** START OF Provided passage **

Here's a sampling of comments so far

Text has been updated to clarify that the pending deadline is for reply comments; the initial comment window ended earlier.

We told you earlier about a petition for rulemaking from the National Association of Broadcasters that asks the FCC to give translator licensees more flexibility in order to resolve interference complaints. Comments have been coming in and the deadline for reply comments is next Wednesday.

The NAB asked the commission to consider policy changes now meant to “facilitate the efficient disposition of interference complaints against translators.” As most RW readers know, the number of FM translators has been expanding quickly in the United States. In fact, the NAB’s request comes just as the FCC is preparing for another FM translator filing window; licensees with Class C and D AM stations will be allowed to apply for new FM translators to rebroadcast their signals beginning in late July, as we’ve reported.

Interference issues have taken an increasingly high profile along with that growth. The NAB petition, filed in April, acknowledges that translators are an increasingly important part of radio broadcasters’ service but agrees that growth in the number of translators has increased the risk of translators causing interference to full-power radio stations. As a secondary service, a translator licensee must resolve interference caused to any full-power radio stations.

The association proposed amending Section 74.1233 of the rules to allow translators to move anywhere on the FM dial to resolve interference while treating it a minor change. “This additional flexibility will enable more translator licensees to efficiently cure interference by simply changing channels,” the NAB wrote in its executive summary.

Filed comments so far are mostly favorable.

Alpha Media, Beasley Media Group and iHeartMedia filed a joint statement supporting the NAB’s petition.

“NAB’s proposal for the improvement of the process of handling interference caused by FM translators presents a consensus position respectful of competing spectrum uses by a wide range of broadcasters, including those, such as the commenters here, who serve the public via both primary full service radio stations and secondary-service FM translators,” they wrote.

“One of NAB’s common sense proposals is for a revision of Section 74.1233 of the commission’s rules defining minor modifications to FM translators. At present, the commission restricts a minor channel change for an FM translator to a first, second or third adjacent, or IF, channel. In lieu of this limitation, the NAB proposes that an FM translator may resolve interference to other signals by moving anywhere on the FM dial as a minor change. As noted in the NAB petition, this proposed rule change would be a logical extension of the current commission policy which allows a waiver of the minor modification channel restriction for FM translators displaced by interference from new or modified full service FM operations,” the three broadcast groups wrote in their comments.

Windy City Broadcasting LLC, licensee of FM translator station K244EX in Las Vegas, Nev., supported the proposal: “Making available a wide range of technical solutions for resolution of interference complaints for translator stations during the application process or when the translator station is broadcasting will serve the public by ensuring that more translator stations remain on the air … technical solutions will conserve the resources of the commission and the public,” Windy City wrote.

** END OF Provided passage **

> [Instruction]
Continue the article on the NAB translator interference petition from the point where it stops. The records below the text are drawn from a separate source.

** START OF Material provided **

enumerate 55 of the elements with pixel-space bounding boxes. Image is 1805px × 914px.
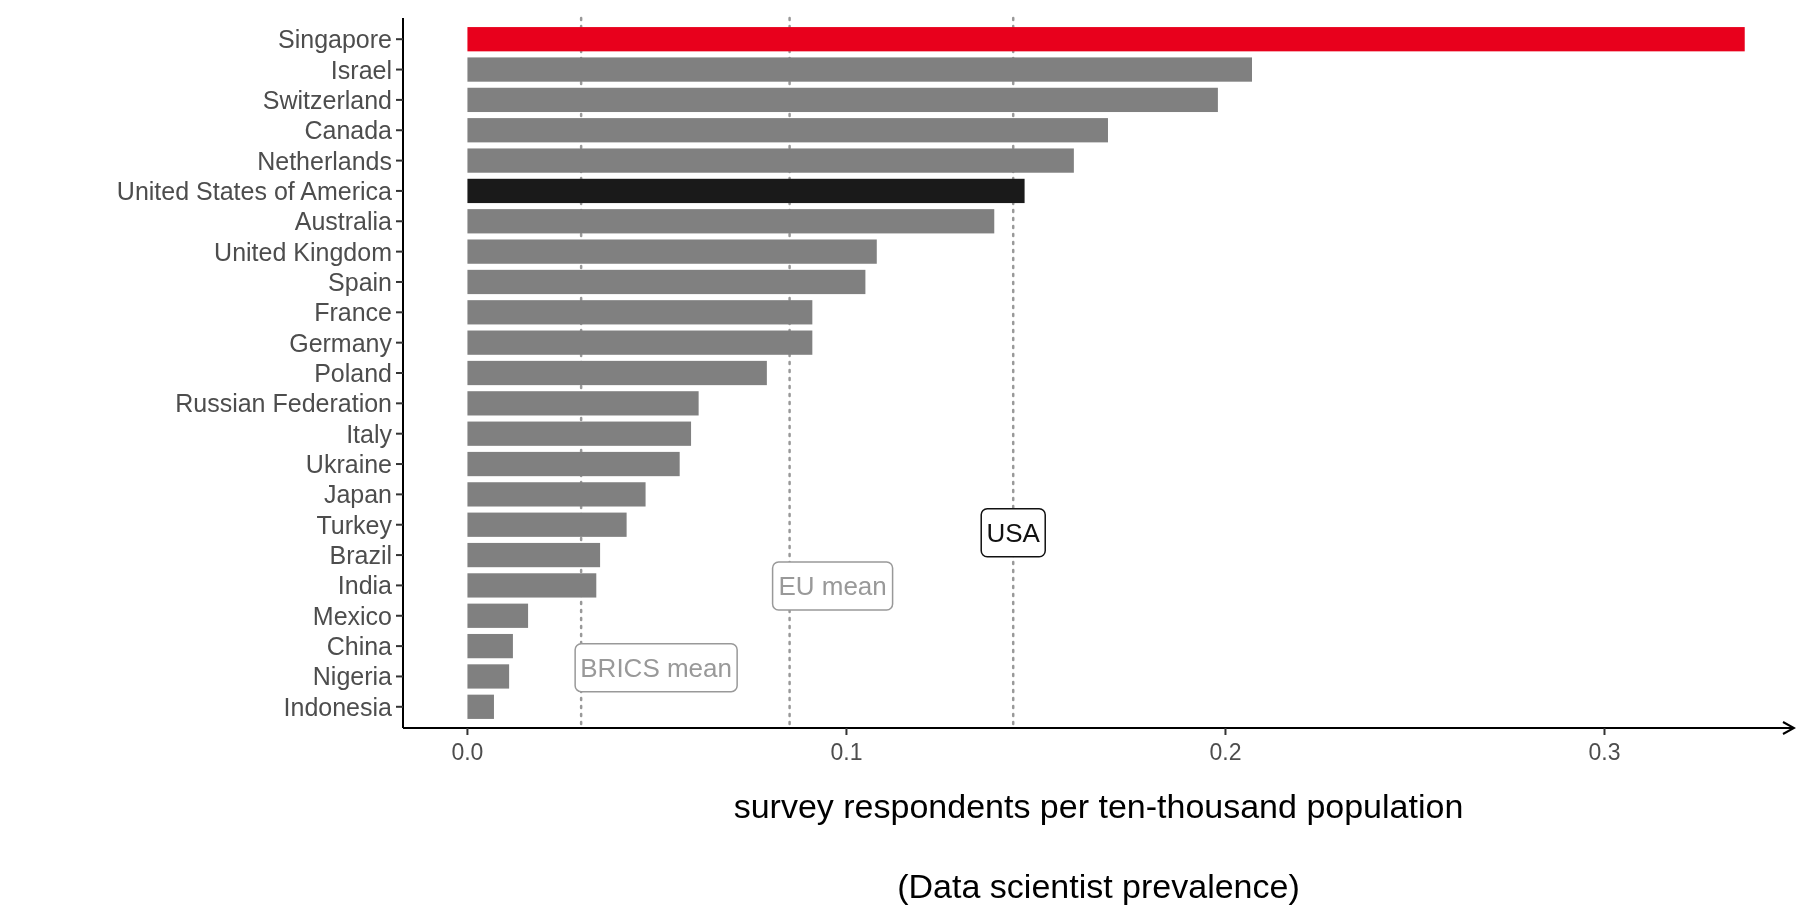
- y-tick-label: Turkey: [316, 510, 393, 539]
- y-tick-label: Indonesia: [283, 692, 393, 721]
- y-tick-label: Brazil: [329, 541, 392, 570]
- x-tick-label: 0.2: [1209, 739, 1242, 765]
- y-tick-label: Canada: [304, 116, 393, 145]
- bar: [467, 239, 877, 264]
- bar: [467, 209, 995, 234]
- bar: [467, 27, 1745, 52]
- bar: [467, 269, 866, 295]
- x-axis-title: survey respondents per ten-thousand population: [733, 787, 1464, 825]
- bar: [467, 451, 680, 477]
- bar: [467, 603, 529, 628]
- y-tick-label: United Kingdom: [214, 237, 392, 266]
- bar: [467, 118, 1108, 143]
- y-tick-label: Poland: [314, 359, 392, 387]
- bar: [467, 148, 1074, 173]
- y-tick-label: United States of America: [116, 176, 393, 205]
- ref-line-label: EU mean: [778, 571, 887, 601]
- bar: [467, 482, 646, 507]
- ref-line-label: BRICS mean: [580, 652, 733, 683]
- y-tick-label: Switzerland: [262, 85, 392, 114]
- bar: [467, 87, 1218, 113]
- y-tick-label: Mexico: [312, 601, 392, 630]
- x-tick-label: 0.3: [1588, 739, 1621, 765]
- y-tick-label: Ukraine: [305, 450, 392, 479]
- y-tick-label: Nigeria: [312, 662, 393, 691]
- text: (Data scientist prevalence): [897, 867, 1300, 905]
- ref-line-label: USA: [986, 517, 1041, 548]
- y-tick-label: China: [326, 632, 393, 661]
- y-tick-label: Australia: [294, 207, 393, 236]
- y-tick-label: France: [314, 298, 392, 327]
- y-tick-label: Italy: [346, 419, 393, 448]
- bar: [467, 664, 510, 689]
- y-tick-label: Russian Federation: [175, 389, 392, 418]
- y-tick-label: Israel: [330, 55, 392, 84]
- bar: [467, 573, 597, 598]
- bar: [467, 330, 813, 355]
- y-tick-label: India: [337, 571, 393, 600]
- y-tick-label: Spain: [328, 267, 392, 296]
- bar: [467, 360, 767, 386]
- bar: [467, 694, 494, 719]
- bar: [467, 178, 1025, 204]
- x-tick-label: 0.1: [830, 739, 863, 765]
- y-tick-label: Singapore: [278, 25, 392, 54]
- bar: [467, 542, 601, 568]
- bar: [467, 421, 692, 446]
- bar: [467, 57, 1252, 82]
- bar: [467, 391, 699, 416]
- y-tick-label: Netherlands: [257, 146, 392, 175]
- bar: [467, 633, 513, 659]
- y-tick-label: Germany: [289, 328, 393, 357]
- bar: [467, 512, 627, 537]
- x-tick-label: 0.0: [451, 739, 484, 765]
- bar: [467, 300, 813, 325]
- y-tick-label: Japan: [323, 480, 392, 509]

** END OF Material provided **
** START OF Material provided **

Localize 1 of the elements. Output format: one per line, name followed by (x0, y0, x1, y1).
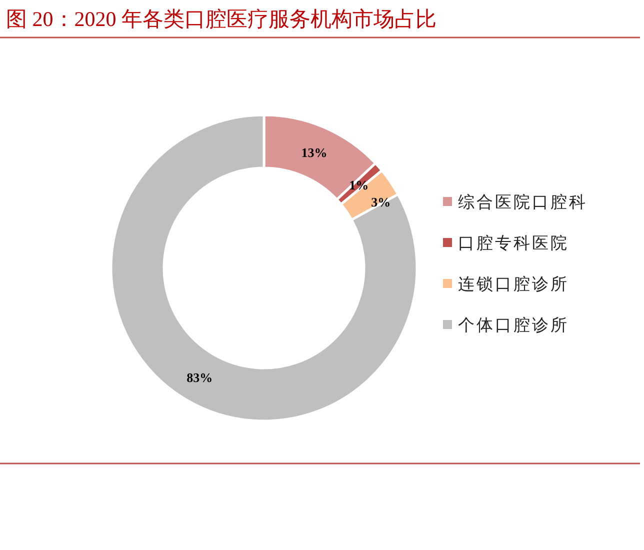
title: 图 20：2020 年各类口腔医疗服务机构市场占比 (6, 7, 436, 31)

** END OF Material provided **

> [Reply]
Others filers in support of the NAB petition include Hubbard Radio, the National Translator Association and Power Radio Inc.

Pueblo Broadcasting Group, which owns Class C1 KIQN(FM) in Colorado City, Colo., agrees with the overall sentiment expressed in the NAB petition, but disagrees with some of the specific rules and policy changes suggested, according to comments filed by the broadcaster.

“Although a few of these proposals may appear to be benign or innocuous, they will have the practical effect of making it even more difficult and time-consuming for full-powered primary stations to expeditiously address interference caused by new translators. The existing translator remediation scheme is dysfunctional because social engineering has been allowed to replace RF engineering,” it wrote.

“The concept of ‘bona fide listeners’ is being misused and misapplied. Translator operators use any alleged connection, however remote or contrived, in an attempt to discredit legitimate complaints from further consideration. This manipulation facilitates a situation where translator operators are allowed to delay, stall, and stonewall for excessive periods of time, with the translator making money during the delay and the full-powered station getting the short end of the stick. The translator operator has no incentive to work towards a resolution. The result is a stalemate where nothing gets resolved,” the group told the FCC.

Pueblo Broadcasting Group said it has been a “front-line participant” in a protracted three-year battle to remove first-adjacent translator interference caused by K276FL, according to its comments.

Reply comments to RM-11787 can be submitted until Wednesday, June 14. Previously filed public comments can be viewed here.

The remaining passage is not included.